(Material for the task)
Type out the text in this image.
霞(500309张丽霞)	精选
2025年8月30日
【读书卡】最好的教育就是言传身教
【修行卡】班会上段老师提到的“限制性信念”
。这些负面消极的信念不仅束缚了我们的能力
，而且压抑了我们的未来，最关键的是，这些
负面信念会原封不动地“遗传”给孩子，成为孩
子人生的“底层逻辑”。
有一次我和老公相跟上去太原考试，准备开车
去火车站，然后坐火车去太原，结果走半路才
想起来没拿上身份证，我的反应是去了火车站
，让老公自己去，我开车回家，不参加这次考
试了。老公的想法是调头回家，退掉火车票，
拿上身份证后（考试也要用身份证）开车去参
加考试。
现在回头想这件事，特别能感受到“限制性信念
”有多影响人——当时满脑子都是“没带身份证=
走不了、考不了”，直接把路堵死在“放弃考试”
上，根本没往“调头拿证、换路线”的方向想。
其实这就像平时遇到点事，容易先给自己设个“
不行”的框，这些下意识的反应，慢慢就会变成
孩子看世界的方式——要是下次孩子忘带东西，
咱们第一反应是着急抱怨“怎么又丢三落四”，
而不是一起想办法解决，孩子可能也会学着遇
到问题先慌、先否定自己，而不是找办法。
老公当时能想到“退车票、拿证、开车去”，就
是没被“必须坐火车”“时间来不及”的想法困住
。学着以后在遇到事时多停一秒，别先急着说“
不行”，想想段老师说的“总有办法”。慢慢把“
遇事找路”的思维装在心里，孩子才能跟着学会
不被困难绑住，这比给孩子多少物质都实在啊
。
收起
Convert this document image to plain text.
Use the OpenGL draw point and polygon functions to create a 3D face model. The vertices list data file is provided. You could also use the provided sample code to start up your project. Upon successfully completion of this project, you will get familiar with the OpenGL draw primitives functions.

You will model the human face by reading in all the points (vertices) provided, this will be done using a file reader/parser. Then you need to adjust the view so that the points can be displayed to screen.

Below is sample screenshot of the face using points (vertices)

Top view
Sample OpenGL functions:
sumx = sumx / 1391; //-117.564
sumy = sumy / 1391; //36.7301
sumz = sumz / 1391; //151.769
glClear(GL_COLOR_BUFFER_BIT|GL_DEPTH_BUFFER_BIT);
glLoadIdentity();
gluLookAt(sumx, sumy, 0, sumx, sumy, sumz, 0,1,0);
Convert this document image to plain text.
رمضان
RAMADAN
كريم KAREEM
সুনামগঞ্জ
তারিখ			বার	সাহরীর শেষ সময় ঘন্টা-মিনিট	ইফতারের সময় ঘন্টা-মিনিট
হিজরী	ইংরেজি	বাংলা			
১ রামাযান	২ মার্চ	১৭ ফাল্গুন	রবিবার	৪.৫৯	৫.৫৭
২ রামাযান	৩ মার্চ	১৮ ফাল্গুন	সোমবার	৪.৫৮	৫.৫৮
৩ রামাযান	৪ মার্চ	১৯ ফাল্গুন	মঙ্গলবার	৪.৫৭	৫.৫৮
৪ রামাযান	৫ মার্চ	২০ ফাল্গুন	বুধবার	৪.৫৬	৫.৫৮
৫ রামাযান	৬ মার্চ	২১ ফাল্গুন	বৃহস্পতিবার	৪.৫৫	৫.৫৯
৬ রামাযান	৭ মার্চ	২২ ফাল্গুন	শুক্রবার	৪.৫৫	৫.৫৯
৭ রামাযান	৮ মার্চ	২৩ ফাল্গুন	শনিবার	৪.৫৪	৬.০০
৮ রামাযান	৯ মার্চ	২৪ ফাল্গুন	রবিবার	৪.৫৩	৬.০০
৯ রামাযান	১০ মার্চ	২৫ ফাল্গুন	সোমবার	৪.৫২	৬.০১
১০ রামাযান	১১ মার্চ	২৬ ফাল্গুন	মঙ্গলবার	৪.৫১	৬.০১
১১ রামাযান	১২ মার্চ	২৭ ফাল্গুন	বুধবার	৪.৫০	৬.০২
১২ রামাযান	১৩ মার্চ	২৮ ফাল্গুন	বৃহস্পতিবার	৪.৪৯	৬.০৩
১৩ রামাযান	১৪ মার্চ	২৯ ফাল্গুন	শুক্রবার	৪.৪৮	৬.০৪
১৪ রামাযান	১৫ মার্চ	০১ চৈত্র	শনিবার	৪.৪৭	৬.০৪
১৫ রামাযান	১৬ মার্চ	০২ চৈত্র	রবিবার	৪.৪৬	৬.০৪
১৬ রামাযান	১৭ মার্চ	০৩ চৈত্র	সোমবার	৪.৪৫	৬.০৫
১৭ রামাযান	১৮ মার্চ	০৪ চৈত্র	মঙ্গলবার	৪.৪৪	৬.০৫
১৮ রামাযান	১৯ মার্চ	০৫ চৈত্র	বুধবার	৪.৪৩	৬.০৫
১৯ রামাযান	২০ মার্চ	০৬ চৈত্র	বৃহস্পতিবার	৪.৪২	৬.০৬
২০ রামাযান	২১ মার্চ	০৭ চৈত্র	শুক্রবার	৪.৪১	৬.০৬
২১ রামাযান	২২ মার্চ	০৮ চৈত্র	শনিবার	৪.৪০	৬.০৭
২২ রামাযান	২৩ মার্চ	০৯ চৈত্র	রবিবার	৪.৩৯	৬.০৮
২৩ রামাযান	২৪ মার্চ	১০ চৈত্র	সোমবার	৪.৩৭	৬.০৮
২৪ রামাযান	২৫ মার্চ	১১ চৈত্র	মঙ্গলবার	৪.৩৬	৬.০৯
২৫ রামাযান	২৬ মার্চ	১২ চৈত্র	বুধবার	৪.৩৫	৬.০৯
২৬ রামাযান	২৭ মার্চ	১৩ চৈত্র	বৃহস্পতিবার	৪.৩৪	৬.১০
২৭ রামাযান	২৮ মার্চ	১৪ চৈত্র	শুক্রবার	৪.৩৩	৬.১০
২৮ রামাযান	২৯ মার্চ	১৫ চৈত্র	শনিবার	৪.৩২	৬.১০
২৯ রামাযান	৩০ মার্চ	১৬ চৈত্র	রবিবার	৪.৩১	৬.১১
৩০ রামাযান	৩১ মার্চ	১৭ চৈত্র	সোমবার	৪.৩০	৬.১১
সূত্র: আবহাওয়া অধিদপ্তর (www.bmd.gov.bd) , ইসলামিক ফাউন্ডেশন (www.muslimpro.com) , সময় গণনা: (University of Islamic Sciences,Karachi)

(Exercise details) Return a copy of every line that includes the word "points".

(Finished task)
You will model the human face by reading in all the points (vertices) provided, this will be done using a file reader/parser. Then you need to adjust the view so that the points can be displayed to screen.
Below is sample screenshot of the face using points (vertices)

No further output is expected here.